* Begin DATA IN THIS EXERCISE *

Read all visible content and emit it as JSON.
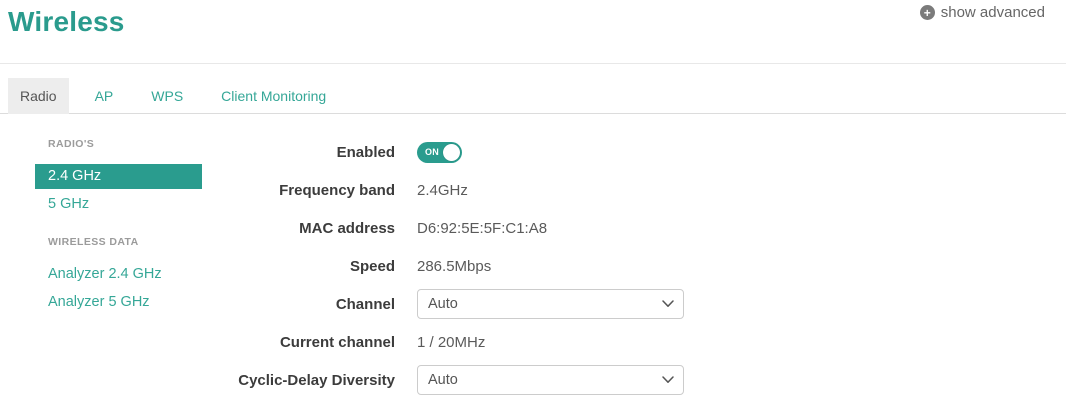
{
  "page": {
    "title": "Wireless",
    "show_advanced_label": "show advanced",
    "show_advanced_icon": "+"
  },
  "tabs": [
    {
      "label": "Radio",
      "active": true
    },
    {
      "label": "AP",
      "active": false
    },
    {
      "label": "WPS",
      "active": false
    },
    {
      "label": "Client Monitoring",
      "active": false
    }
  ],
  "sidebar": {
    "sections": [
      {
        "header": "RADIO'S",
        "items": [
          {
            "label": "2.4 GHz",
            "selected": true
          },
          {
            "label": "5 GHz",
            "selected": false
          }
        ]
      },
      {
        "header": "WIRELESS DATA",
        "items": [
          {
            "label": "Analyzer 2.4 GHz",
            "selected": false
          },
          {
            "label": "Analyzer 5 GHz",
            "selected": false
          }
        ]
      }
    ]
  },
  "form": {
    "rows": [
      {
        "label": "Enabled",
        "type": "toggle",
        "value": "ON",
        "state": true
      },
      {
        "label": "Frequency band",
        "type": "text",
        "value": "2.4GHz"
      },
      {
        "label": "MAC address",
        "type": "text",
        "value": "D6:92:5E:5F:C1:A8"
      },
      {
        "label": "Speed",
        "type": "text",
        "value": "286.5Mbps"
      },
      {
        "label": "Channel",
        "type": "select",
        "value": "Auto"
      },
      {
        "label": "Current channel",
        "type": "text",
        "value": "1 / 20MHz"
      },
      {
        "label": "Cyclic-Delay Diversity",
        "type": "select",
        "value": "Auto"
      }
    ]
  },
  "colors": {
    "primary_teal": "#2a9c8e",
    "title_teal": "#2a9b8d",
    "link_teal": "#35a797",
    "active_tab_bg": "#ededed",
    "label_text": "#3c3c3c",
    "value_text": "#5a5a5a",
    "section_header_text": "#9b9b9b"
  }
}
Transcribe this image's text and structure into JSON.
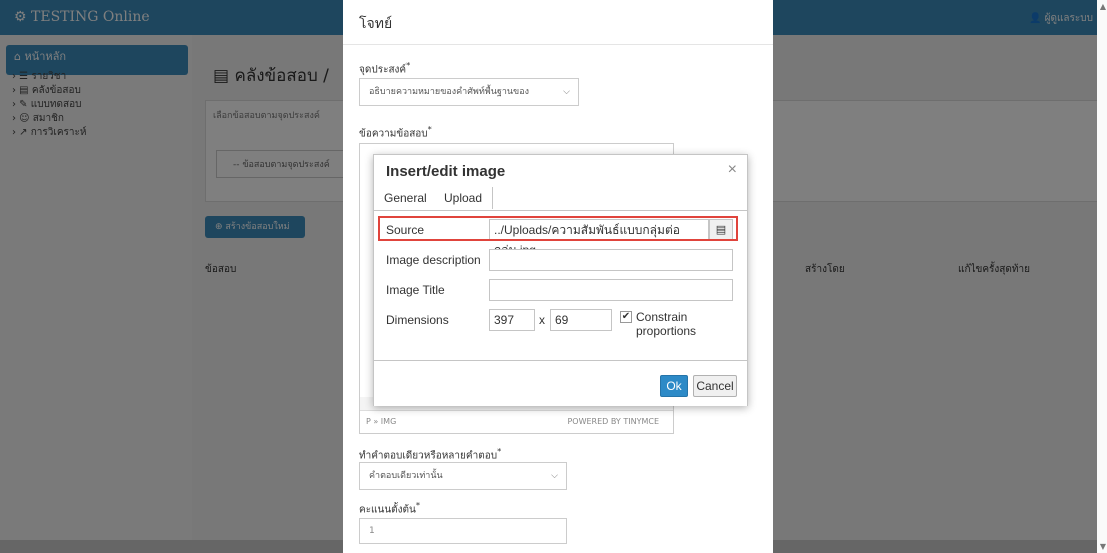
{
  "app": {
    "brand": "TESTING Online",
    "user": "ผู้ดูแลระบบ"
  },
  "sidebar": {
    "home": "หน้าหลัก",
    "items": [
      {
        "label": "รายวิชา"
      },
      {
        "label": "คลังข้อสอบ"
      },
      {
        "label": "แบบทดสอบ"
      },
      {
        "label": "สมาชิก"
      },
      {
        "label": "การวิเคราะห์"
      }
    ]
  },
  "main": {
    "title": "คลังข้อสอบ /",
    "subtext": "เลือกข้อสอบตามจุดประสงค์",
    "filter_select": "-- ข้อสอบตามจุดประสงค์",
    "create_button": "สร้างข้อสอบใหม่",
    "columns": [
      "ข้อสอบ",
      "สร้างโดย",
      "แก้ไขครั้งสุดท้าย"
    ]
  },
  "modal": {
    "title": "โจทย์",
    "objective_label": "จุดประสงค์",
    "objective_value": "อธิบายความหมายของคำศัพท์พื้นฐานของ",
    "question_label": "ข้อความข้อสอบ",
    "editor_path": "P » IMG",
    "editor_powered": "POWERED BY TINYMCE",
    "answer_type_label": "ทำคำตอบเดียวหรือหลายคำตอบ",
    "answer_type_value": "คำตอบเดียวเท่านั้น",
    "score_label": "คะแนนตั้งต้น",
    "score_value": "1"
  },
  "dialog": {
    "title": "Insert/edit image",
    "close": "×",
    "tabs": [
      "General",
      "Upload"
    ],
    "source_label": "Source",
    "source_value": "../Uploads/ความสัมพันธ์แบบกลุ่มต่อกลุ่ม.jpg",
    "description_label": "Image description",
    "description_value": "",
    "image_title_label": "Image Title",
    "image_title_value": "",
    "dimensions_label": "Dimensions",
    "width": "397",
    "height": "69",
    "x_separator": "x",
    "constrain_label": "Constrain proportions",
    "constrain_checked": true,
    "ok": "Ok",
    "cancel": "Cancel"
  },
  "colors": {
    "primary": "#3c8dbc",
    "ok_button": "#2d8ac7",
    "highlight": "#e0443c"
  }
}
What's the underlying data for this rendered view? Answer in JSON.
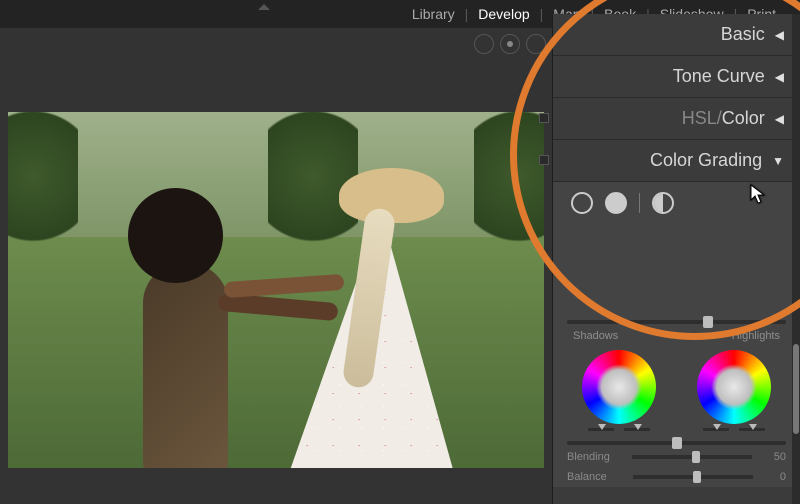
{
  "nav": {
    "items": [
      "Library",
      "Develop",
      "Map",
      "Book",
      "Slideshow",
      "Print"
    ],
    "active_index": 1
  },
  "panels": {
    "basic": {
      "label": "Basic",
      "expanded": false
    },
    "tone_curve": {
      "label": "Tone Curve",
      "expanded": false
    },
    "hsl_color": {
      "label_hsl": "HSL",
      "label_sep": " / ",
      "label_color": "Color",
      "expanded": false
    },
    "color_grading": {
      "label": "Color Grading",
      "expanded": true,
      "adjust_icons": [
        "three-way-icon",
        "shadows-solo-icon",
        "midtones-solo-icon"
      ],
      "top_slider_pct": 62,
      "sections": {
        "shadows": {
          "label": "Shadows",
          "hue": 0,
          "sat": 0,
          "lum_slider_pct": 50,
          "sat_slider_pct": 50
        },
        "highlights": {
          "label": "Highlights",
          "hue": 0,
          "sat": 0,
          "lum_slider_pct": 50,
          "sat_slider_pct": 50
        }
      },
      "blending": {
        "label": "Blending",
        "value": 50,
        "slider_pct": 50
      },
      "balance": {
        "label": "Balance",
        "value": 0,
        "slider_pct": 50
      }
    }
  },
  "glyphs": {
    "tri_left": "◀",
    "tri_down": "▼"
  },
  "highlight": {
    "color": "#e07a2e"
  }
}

* End DATA IN THIS EXERCISE *

All the lines above are to be reproduced exactly, except the pictures.

Read all visible content and emit it as JSON.
{
  "page": {
    "title": "Wireless",
    "show_advanced_label": "show advanced",
    "show_advanced_icon": "+"
  },
  "tabs": [
    {
      "label": "Radio",
      "active": true
    },
    {
      "label": "AP",
      "active": false
    },
    {
      "label": "WPS",
      "active": false
    },
    {
      "label": "Client Monitoring",
      "active": false
    }
  ],
  "sidebar": {
    "sections": [
      {
        "header": "RADIO'S",
        "items": [
          {
            "label": "2.4 GHz",
            "selected": true
          },
          {
            "label": "5 GHz",
            "selected": false
          }
        ]
      },
      {
        "header": "WIRELESS DATA",
        "items": [
          {
            "label": "Analyzer 2.4 GHz",
            "selected": false
          },
          {
            "label": "Analyzer 5 GHz",
            "selected": false
          }
        ]
      }
    ]
  },
  "form": {
    "rows": [
      {
        "label": "Enabled",
        "type": "toggle",
        "value": "ON",
        "state": true
      },
      {
        "label": "Frequency band",
        "type": "text",
        "value": "2.4GHz"
      },
      {
        "label": "MAC address",
        "type": "text",
        "value": "D6:92:5E:5F:C1:A8"
      },
      {
        "label": "Speed",
        "type": "text",
        "value": "286.5Mbps"
      },
      {
        "label": "Channel",
        "type": "select",
        "value": "Auto"
      },
      {
        "label": "Current channel",
        "type": "text",
        "value": "1 / 20MHz"
      },
      {
        "label": "Cyclic-Delay Diversity",
        "type": "select",
        "value": "Auto"
      }
    ]
  },
  "colors": {
    "primary_teal": "#2a9c8e",
    "title_teal": "#2a9b8d",
    "link_teal": "#35a797",
    "active_tab_bg": "#ededed",
    "label_text": "#3c3c3c",
    "value_text": "#5a5a5a",
    "section_header_text": "#9b9b9b"
  }
}
Transcribe this image's text and structure into JSON.
{
  "app": {
    "brand": "TESTING Online",
    "user": "ผู้ดูแลระบบ"
  },
  "sidebar": {
    "home": "หน้าหลัก",
    "items": [
      {
        "label": "รายวิชา"
      },
      {
        "label": "คลังข้อสอบ"
      },
      {
        "label": "แบบทดสอบ"
      },
      {
        "label": "สมาชิก"
      },
      {
        "label": "การวิเคราะห์"
      }
    ]
  },
  "main": {
    "title": "คลังข้อสอบ /",
    "subtext": "เลือกข้อสอบตามจุดประสงค์",
    "filter_select": "-- ข้อสอบตามจุดประสงค์",
    "create_button": "สร้างข้อสอบใหม่",
    "columns": [
      "ข้อสอบ",
      "สร้างโดย",
      "แก้ไขครั้งสุดท้าย"
    ]
  },
  "modal": {
    "title": "โจทย์",
    "objective_label": "จุดประสงค์",
    "objective_value": "อธิบายความหมายของคำศัพท์พื้นฐานของ",
    "question_label": "ข้อความข้อสอบ",
    "editor_path": "P » IMG",
    "editor_powered": "POWERED BY TINYMCE",
    "answer_type_label": "ทำคำตอบเดียวหรือหลายคำตอบ",
    "answer_type_value": "คำตอบเดียวเท่านั้น",
    "score_label": "คะแนนตั้งต้น",
    "score_value": "1"
  },
  "dialog": {
    "title": "Insert/edit image",
    "close": "×",
    "tabs": [
      "General",
      "Upload"
    ],
    "source_label": "Source",
    "source_value": "../Uploads/ความสัมพันธ์แบบกลุ่มต่อกลุ่ม.jpg",
    "description_label": "Image description",
    "description_value": "",
    "image_title_label": "Image Title",
    "image_title_value": "",
    "dimensions_label": "Dimensions",
    "width": "397",
    "height": "69",
    "x_separator": "x",
    "constrain_label": "Constrain proportions",
    "constrain_checked": true,
    "ok": "Ok",
    "cancel": "Cancel"
  },
  "colors": {
    "primary": "#3c8dbc",
    "ok_button": "#2d8ac7",
    "highlight": "#e0443c"
  }
}
What's the underlying data for this rendered view? Answer in JSON.
{
  "nav": {
    "items": [
      "Library",
      "Develop",
      "Map",
      "Book",
      "Slideshow",
      "Print"
    ],
    "active_index": 1
  },
  "panels": {
    "basic": {
      "label": "Basic",
      "expanded": false
    },
    "tone_curve": {
      "label": "Tone Curve",
      "expanded": false
    },
    "hsl_color": {
      "label_hsl": "HSL",
      "label_sep": " / ",
      "label_color": "Color",
      "expanded": false
    },
    "color_grading": {
      "label": "Color Grading",
      "expanded": true,
      "adjust_icons": [
        "three-way-icon",
        "shadows-solo-icon",
        "midtones-solo-icon"
      ],
      "top_slider_pct": 62,
      "sections": {
        "shadows": {
          "label": "Shadows",
          "hue": 0,
          "sat": 0,
          "lum_slider_pct": 50,
          "sat_slider_pct": 50
        },
        "highlights": {
          "label": "Highlights",
          "hue": 0,
          "sat": 0,
          "lum_slider_pct": 50,
          "sat_slider_pct": 50
        }
      },
      "blending": {
        "label": "Blending",
        "value": 50,
        "slider_pct": 50
      },
      "balance": {
        "label": "Balance",
        "value": 0,
        "slider_pct": 50
      }
    }
  },
  "glyphs": {
    "tri_left": "◀",
    "tri_down": "▼"
  },
  "highlight": {
    "color": "#e07a2e"
  }
}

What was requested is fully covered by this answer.